Transcribe the listing in full, excluding any pictures.

Records:
---------------

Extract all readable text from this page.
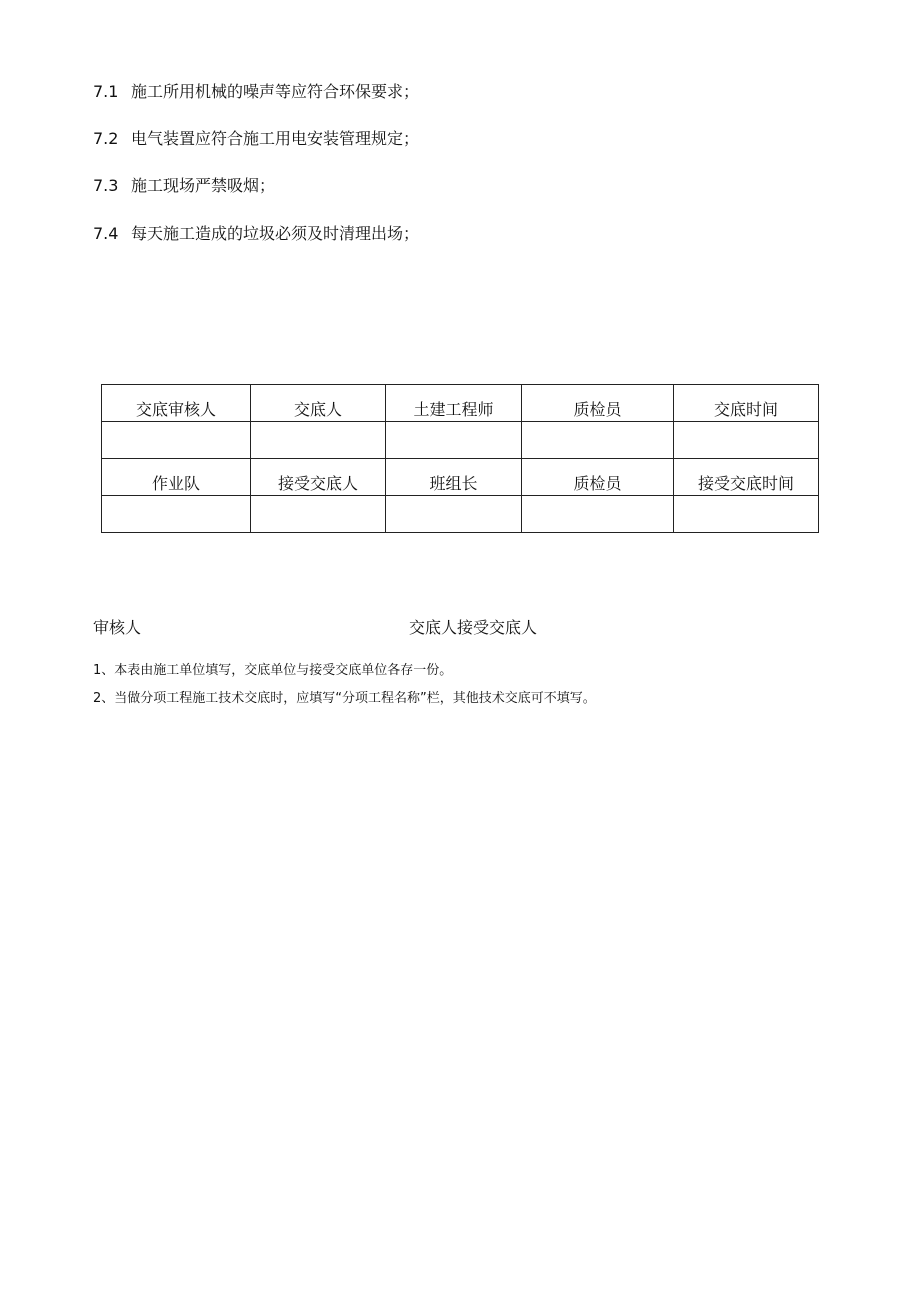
7.1 施工所用机械的噪声等应符合环保要求；
7.2 电气装置应符合施工用电安装管理规定；
7.3 施工现场严禁吸烟；
7.4 每天施工造成的垃圾必须及时清理出场；
交底审核人	交底人	土建工程师	质检员	交底时间

作业队	接受交底人	班组长	质检员	接受交底时间

审核人	交底人接受交底人
1、本表由施工单位填写，交底单位与接受交底单位各存一份。
2、当做分项工程施工技术交底时，应填写“分项工程名称”栏，其他技术交底可不填写。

---------------

Response below:
Extract all readable text from this page.
7.1 施工所用机械的噪声等应符合环保要求；
7.2 电气装置应符合施工用电安装管理规定；
7.3 施工现场严禁吸烟；
7.4 每天施工造成的垃圾必须及时清理出场；
交底审核人	交底人	土建工程师	质检员	交底时间

作业队	接受交底人	班组长	质检员	接受交底时间

审核人	交底人接受交底人
1、本表由施工单位填写，交底单位与接受交底单位各存一份。
2、当做分项工程施工技术交底时，应填写“分项工程名称”栏，其他技术交底可不填写。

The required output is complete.